TASK
Return all of the entries word for word, but omit the pictures they contain.

Stored data
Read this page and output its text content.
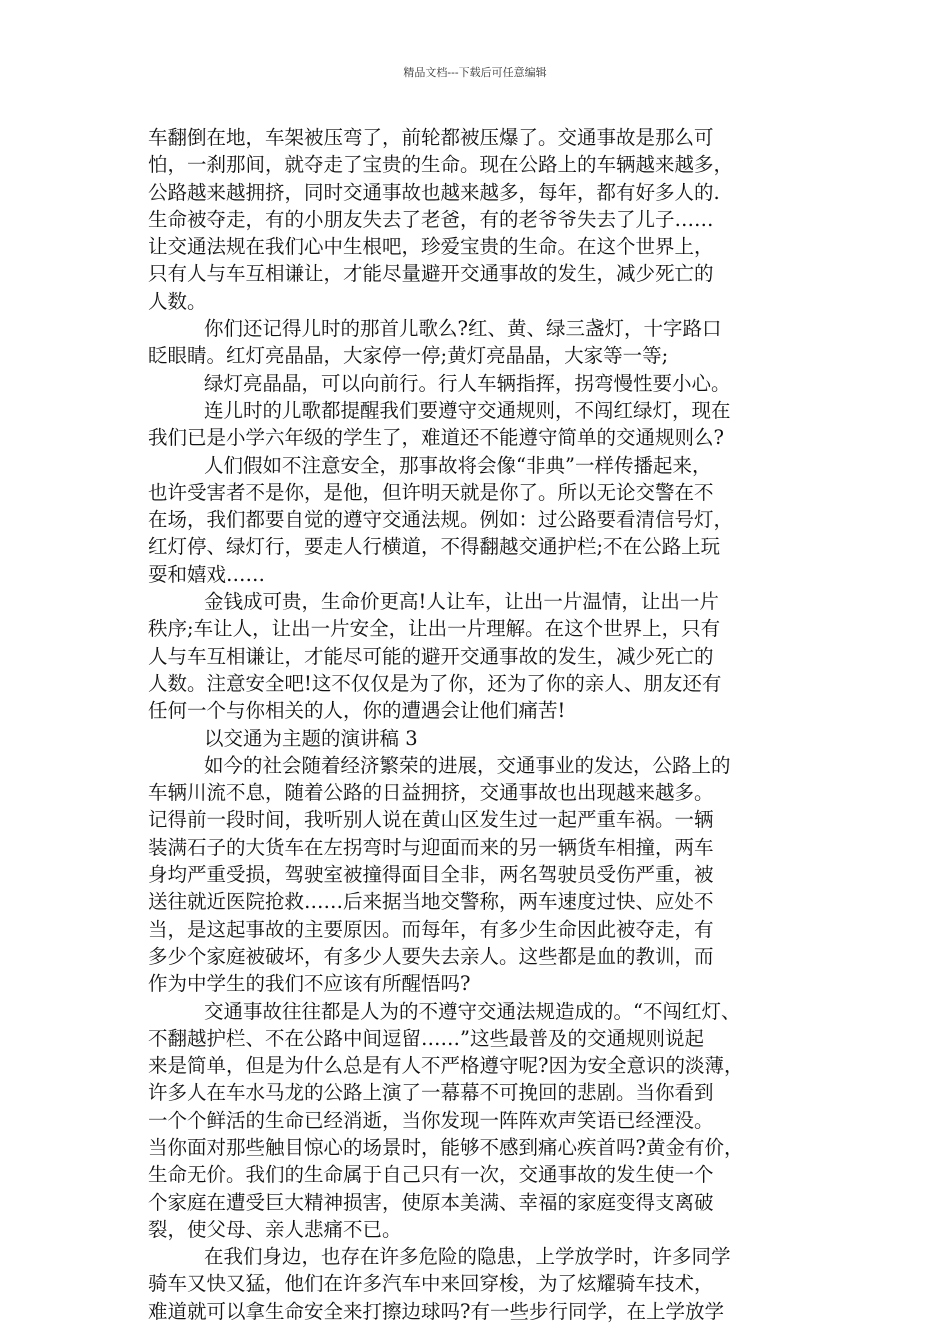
精品文档---下载后可任意编辑
车翻倒在地，车架被压弯了，前轮都被压爆了。交通事故是那么可
怕，一刹那间，就夺走了宝贵的生命。现在公路上的车辆越来越多，
公路越来越拥挤，同时交通事故也越来越多，每年，都有好多人的.
生命被夺走，有的小朋友失去了老爸，有的老爷爷失去了儿子……
让交通法规在我们心中生根吧，珍爱宝贵的生命。在这个世界上，
只有人与车互相谦让，才能尽量避开交通事故的发生，减少死亡的
人数。
你们还记得儿时的那首儿歌么?红、黄、绿三盏灯，十字路口
眨眼睛。红灯亮晶晶，大家停一停;黄灯亮晶晶，大家等一等;
绿灯亮晶晶，可以向前行。行人车辆指挥，拐弯慢性要小心。
连儿时的儿歌都提醒我们要遵守交通规则，不闯红绿灯，现在
我们已是小学六年级的学生了，难道还不能遵守简单的交通规则么?
人们假如不注意安全，那事故将会像“非典”一样传播起来，
也许受害者不是你，是他，但许明天就是你了。所以无论交警在不
在场，我们都要自觉的遵守交通法规。例如：过公路要看清信号灯，
红灯停、绿灯行，要走人行横道，不得翻越交通护栏;不在公路上玩
耍和嬉戏……
金钱成可贵，生命价更高!人让车，让出一片温情，让出一片
秩序;车让人，让出一片安全，让出一片理解。在这个世界上，只有
人与车互相谦让，才能尽可能的避开交通事故的发生，减少死亡的
人数。注意安全吧!这不仅仅是为了你，还为了你的亲人、朋友还有
任何一个与你相关的人，你的遭遇会让他们痛苦!
以交通为主题的演讲稿 3
如今的社会随着经济繁荣的进展，交通事业的发达，公路上的
车辆川流不息，随着公路的日益拥挤，交通事故也出现越来越多。
记得前一段时间，我听别人说在黄山区发生过一起严重车祸。一辆
装满石子的大货车在左拐弯时与迎面而来的另一辆货车相撞，两车
身均严重受损，驾驶室被撞得面目全非，两名驾驶员受伤严重，被
送往就近医院抢救……后来据当地交警称，两车速度过快、应处不
当，是这起事故的主要原因。而每年，有多少生命因此被夺走，有
多少个家庭被破坏，有多少人要失去亲人。这些都是血的教训，而
作为中学生的我们不应该有所醒悟吗?
交通事故往往都是人为的不遵守交通法规造成的。“不闯红灯、
不翻越护栏、不在公路中间逗留……”这些最普及的交通规则说起
来是简单，但是为什么总是有人不严格遵守呢?因为安全意识的淡薄，
许多人在车水马龙的公路上演了一幕幕不可挽回的悲剧。当你看到
一个个鲜活的生命已经消逝，当你发现一阵阵欢声笑语已经湮没。
当你面对那些触目惊心的场景时，能够不感到痛心疾首吗?黄金有价，
生命无价。我们的生命属于自己只有一次，交通事故的发生使一个
个家庭在遭受巨大精神损害，使原本美满、幸福的家庭变得支离破
裂，使父母、亲人悲痛不已。
在我们身边，也存在许多危险的隐患，上学放学时，许多同学
骑车又快又猛，他们在许多汽车中来回穿梭，为了炫耀骑车技术，
难道就可以拿生命安全来打擦边球吗?有一些步行同学，在上学放学
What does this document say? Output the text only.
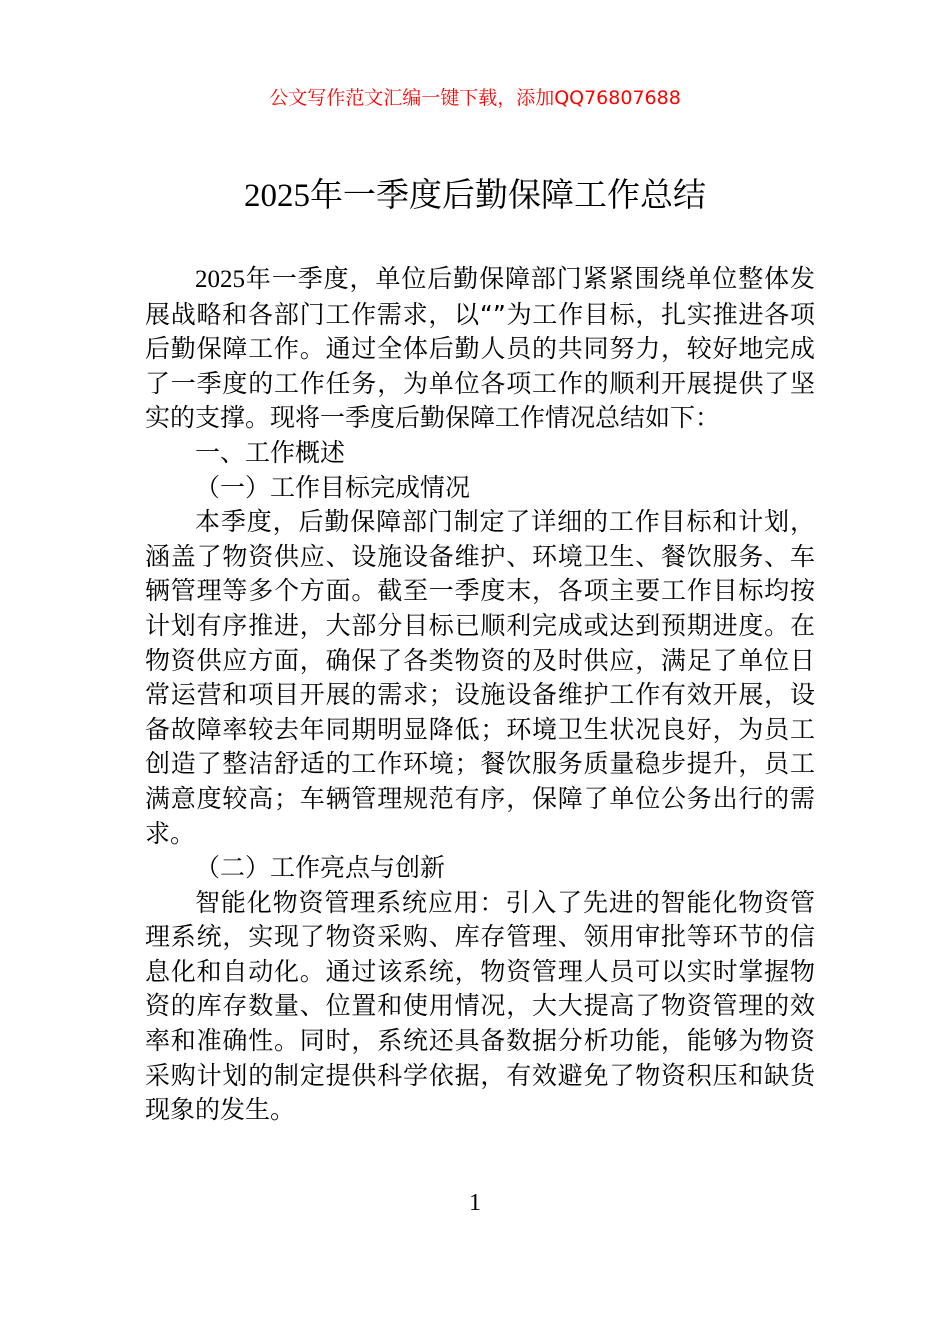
公文写作范文汇编一键下载，添加QQ76807688
2025年一季度后勤保障工作总结

2025年一季度，单位后勤保障部门紧紧围绕单位整体发展战略和各部门工作需求，以“”为工作目标，扎实推进各项后勤保障工作。通过全体后勤人员的共同努力，较好地完成了一季度的工作任务，为单位各项工作的顺利开展提供了坚实的支撑。现将一季度后勤保障工作情况总结如下：

一、工作概述

（一）工作目标完成情况

本季度，后勤保障部门制定了详细的工作目标和计划，涵盖了物资供应、设施设备维护、环境卫生、餐饮服务、车辆管理等多个方面。截至一季度末，各项主要工作目标均按计划有序推进，大部分目标已顺利完成或达到预期进度。在物资供应方面，确保了各类物资的及时供应，满足了单位日常运营和项目开展的需求；设施设备维护工作有效开展，设备故障率较去年同期明显降低；环境卫生状况良好，为员工创造了整洁舒适的工作环境；餐饮服务质量稳步提升，员工满意度较高；车辆管理规范有序，保障了单位公务出行的需求。

（二）工作亮点与创新

智能化物资管理系统应用：引入了先进的智能化物资管理系统，实现了物资采购、库存管理、领用审批等环节的信息化和自动化。通过该系统，物资管理人员可以实时掌握物资的库存数量、位置和使用情况，大大提高了物资管理的效率和准确性。同时，系统还具备数据分析功能，能够为物资采购计划的制定提供科学依据，有效避免了物资积压和缺货现象的发生。

1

SOLUTION BELOW
Read this page and output its text content.
精品文档---下载后可任意编辑
车翻倒在地，车架被压弯了，前轮都被压爆了。交通事故是那么可
怕，一刹那间，就夺走了宝贵的生命。现在公路上的车辆越来越多，
公路越来越拥挤，同时交通事故也越来越多，每年，都有好多人的.
生命被夺走，有的小朋友失去了老爸，有的老爷爷失去了儿子……
让交通法规在我们心中生根吧，珍爱宝贵的生命。在这个世界上，
只有人与车互相谦让，才能尽量避开交通事故的发生，减少死亡的
人数。
你们还记得儿时的那首儿歌么?红、黄、绿三盏灯，十字路口
眨眼睛。红灯亮晶晶，大家停一停;黄灯亮晶晶，大家等一等;
绿灯亮晶晶，可以向前行。行人车辆指挥，拐弯慢性要小心。
连儿时的儿歌都提醒我们要遵守交通规则，不闯红绿灯，现在
我们已是小学六年级的学生了，难道还不能遵守简单的交通规则么?
人们假如不注意安全，那事故将会像“非典”一样传播起来，
也许受害者不是你，是他，但许明天就是你了。所以无论交警在不
在场，我们都要自觉的遵守交通法规。例如：过公路要看清信号灯，
红灯停、绿灯行，要走人行横道，不得翻越交通护栏;不在公路上玩
耍和嬉戏……
金钱成可贵，生命价更高!人让车，让出一片温情，让出一片
秩序;车让人，让出一片安全，让出一片理解。在这个世界上，只有
人与车互相谦让，才能尽可能的避开交通事故的发生，减少死亡的
人数。注意安全吧!这不仅仅是为了你，还为了你的亲人、朋友还有
任何一个与你相关的人，你的遭遇会让他们痛苦!
以交通为主题的演讲稿 3
如今的社会随着经济繁荣的进展，交通事业的发达，公路上的
车辆川流不息，随着公路的日益拥挤，交通事故也出现越来越多。
记得前一段时间，我听别人说在黄山区发生过一起严重车祸。一辆
装满石子的大货车在左拐弯时与迎面而来的另一辆货车相撞，两车
身均严重受损，驾驶室被撞得面目全非，两名驾驶员受伤严重，被
送往就近医院抢救……后来据当地交警称，两车速度过快、应处不
当，是这起事故的主要原因。而每年，有多少生命因此被夺走，有
多少个家庭被破坏，有多少人要失去亲人。这些都是血的教训，而
作为中学生的我们不应该有所醒悟吗?
交通事故往往都是人为的不遵守交通法规造成的。“不闯红灯、
不翻越护栏、不在公路中间逗留……”这些最普及的交通规则说起
来是简单，但是为什么总是有人不严格遵守呢?因为安全意识的淡薄，
许多人在车水马龙的公路上演了一幕幕不可挽回的悲剧。当你看到
一个个鲜活的生命已经消逝，当你发现一阵阵欢声笑语已经湮没。
当你面对那些触目惊心的场景时，能够不感到痛心疾首吗?黄金有价，
生命无价。我们的生命属于自己只有一次，交通事故的发生使一个
个家庭在遭受巨大精神损害，使原本美满、幸福的家庭变得支离破
裂，使父母、亲人悲痛不已。
在我们身边，也存在许多危险的隐患，上学放学时，许多同学
骑车又快又猛，他们在许多汽车中来回穿梭，为了炫耀骑车技术，
难道就可以拿生命安全来打擦边球吗?有一些步行同学，在上学放学
What does this document say? Output the text only.
公文写作范文汇编一键下载，添加QQ76807688
2025年一季度后勤保障工作总结

2025年一季度，单位后勤保障部门紧紧围绕单位整体发展战略和各部门工作需求，以“”为工作目标，扎实推进各项后勤保障工作。通过全体后勤人员的共同努力，较好地完成了一季度的工作任务，为单位各项工作的顺利开展提供了坚实的支撑。现将一季度后勤保障工作情况总结如下：

一、工作概述

（一）工作目标完成情况

本季度，后勤保障部门制定了详细的工作目标和计划，涵盖了物资供应、设施设备维护、环境卫生、餐饮服务、车辆管理等多个方面。截至一季度末，各项主要工作目标均按计划有序推进，大部分目标已顺利完成或达到预期进度。在物资供应方面，确保了各类物资的及时供应，满足了单位日常运营和项目开展的需求；设施设备维护工作有效开展，设备故障率较去年同期明显降低；环境卫生状况良好，为员工创造了整洁舒适的工作环境；餐饮服务质量稳步提升，员工满意度较高；车辆管理规范有序，保障了单位公务出行的需求。

（二）工作亮点与创新

智能化物资管理系统应用：引入了先进的智能化物资管理系统，实现了物资采购、库存管理、领用审批等环节的信息化和自动化。通过该系统，物资管理人员可以实时掌握物资的库存数量、位置和使用情况，大大提高了物资管理的效率和准确性。同时，系统还具备数据分析功能，能够为物资采购计划的制定提供科学依据，有效避免了物资积压和缺货现象的发生。

1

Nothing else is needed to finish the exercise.